Return each line of the material below that contains the string "chart".

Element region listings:
--- --- ---
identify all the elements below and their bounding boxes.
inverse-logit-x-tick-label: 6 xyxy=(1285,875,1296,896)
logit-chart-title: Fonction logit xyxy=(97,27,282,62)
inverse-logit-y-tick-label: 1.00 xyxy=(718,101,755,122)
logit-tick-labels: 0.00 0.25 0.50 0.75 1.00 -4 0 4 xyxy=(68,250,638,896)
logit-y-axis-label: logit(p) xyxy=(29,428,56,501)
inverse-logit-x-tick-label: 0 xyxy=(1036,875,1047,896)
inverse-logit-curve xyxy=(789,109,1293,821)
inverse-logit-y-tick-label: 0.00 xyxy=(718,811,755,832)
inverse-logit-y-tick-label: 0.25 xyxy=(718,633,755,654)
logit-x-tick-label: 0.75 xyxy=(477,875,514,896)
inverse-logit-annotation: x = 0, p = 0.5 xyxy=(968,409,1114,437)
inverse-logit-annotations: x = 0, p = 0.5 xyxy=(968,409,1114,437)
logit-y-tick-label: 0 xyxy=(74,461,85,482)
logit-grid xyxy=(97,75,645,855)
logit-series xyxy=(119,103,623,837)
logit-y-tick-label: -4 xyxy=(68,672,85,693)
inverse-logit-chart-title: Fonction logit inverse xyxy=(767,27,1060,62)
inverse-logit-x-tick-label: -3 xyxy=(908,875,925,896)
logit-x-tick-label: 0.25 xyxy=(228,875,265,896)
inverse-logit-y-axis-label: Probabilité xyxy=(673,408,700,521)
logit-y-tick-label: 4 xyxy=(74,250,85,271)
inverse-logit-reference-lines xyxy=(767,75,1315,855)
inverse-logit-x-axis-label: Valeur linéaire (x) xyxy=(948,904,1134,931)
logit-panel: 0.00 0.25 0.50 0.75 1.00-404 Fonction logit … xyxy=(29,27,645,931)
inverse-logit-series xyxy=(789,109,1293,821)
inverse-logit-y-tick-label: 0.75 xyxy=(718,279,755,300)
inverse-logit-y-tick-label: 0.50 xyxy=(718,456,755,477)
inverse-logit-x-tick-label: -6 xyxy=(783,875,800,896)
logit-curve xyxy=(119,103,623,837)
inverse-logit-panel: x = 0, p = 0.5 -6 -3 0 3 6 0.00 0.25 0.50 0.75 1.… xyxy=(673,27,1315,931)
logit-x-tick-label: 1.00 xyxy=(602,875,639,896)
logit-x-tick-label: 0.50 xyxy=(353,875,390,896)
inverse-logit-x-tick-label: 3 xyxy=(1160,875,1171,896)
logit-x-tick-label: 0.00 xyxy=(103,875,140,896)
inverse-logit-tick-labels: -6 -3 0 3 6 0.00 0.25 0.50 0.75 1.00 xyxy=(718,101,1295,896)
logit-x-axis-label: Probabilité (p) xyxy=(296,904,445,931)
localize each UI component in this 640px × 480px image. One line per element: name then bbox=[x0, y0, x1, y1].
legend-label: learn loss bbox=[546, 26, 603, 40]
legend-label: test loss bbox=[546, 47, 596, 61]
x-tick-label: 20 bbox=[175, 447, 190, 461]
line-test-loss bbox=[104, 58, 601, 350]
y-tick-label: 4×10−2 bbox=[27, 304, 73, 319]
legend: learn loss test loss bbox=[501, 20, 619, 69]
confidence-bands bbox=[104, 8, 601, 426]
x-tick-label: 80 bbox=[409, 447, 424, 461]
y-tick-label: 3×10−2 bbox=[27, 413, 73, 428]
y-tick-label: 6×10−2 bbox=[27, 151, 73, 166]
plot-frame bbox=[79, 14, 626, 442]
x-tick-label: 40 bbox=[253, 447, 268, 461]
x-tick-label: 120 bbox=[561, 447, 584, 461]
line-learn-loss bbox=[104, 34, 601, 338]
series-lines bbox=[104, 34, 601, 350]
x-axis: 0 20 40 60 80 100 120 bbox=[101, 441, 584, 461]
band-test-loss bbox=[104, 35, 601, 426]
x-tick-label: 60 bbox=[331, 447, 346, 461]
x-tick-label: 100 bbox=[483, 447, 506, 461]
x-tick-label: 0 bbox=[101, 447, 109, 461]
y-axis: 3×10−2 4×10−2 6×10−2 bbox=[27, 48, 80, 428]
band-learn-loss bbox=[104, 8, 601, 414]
--- --- ---
-- Task output --
logit-chart-title: Fonction logit xyxy=(97,27,282,62)
inverse-logit-chart-title: Fonction logit inverse xyxy=(767,27,1060,62)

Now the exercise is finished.